### Brief
Return every line of the records below that contains the string "Margin", matching its case exactly.

(Dataset records)
# # # # #

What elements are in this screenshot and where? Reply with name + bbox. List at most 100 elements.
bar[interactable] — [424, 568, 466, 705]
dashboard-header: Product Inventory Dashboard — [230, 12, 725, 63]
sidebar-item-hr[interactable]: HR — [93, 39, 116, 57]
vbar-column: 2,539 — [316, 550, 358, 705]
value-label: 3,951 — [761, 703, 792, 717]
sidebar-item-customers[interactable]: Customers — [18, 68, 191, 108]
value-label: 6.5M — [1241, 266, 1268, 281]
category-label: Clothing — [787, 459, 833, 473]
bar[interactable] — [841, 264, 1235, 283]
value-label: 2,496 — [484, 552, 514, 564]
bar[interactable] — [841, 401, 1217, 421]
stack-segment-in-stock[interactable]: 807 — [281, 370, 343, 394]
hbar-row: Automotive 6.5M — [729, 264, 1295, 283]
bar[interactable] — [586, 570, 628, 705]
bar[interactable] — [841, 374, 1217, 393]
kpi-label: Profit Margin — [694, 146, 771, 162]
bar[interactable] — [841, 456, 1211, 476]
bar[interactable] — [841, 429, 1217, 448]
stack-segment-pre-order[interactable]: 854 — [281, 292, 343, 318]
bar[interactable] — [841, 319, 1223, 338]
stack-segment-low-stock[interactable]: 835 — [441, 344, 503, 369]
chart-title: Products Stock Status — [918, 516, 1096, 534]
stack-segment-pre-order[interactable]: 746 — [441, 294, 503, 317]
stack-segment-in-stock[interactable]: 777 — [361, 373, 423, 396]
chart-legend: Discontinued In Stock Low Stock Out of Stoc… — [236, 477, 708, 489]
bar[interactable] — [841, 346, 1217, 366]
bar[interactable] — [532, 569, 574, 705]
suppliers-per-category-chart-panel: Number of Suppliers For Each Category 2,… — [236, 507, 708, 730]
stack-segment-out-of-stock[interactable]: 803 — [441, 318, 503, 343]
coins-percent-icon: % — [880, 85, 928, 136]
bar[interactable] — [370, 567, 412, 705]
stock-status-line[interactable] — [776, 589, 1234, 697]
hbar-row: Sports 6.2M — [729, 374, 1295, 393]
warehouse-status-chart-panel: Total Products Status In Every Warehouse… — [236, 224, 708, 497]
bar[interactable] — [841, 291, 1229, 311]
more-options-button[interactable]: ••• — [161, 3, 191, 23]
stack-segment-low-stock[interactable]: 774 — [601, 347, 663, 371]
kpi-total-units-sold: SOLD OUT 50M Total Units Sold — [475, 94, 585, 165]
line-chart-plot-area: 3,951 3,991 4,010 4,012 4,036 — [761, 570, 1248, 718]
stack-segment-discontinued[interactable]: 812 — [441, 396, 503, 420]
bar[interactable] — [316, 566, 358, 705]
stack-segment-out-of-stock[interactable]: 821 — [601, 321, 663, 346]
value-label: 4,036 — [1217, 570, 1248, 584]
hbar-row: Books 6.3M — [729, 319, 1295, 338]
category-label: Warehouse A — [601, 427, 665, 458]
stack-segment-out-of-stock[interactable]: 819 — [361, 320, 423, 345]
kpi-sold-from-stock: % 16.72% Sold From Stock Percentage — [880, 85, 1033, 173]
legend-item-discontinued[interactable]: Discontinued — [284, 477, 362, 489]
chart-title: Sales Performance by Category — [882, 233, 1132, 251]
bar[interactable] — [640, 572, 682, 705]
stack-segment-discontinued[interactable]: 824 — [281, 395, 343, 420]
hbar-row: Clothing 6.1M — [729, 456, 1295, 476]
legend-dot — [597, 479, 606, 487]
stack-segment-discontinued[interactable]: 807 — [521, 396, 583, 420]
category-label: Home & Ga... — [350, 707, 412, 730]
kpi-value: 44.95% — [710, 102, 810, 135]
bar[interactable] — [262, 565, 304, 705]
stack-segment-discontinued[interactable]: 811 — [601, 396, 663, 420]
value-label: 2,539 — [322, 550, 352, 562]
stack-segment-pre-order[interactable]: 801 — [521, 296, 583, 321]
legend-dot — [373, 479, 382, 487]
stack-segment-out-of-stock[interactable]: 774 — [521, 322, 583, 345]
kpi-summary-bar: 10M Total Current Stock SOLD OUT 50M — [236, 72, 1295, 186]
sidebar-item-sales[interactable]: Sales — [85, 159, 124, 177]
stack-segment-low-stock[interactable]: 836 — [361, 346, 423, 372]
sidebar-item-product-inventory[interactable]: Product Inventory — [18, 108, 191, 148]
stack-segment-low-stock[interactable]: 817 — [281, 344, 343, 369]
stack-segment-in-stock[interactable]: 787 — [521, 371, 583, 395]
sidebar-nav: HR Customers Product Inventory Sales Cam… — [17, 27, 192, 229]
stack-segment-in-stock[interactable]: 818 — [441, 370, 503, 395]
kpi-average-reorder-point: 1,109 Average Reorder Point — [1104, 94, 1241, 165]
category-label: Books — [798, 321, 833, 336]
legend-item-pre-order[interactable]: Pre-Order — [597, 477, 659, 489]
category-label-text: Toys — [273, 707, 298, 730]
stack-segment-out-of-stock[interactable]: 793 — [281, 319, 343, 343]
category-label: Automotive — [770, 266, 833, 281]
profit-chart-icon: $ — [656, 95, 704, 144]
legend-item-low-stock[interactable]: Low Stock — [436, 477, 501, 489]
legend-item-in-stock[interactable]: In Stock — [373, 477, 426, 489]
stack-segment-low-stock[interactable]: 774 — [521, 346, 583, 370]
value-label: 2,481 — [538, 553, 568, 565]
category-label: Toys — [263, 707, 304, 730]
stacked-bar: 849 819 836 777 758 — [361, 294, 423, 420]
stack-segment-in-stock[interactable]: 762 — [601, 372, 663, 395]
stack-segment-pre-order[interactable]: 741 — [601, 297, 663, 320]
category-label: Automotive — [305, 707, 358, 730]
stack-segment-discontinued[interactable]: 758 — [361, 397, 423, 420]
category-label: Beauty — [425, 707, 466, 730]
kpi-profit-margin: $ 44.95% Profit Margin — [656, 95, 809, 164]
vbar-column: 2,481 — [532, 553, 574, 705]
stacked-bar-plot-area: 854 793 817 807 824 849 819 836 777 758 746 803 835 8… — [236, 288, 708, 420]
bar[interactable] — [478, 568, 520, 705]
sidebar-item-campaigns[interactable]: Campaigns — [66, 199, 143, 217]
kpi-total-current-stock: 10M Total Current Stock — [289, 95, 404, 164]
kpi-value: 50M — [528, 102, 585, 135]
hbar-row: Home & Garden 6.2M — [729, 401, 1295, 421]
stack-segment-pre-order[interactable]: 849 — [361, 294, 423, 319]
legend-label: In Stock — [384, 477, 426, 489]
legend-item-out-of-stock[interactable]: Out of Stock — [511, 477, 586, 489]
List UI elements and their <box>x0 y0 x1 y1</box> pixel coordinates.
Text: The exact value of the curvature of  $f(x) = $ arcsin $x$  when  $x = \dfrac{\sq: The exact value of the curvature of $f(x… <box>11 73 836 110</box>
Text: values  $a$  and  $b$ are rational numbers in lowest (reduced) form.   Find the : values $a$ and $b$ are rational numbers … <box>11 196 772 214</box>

# # # # #

### Exercise answer
kpi-label: Profit Margin — [694, 146, 771, 162]
kpi-profit-margin: $ 44.95% Profit Margin — [656, 95, 809, 164]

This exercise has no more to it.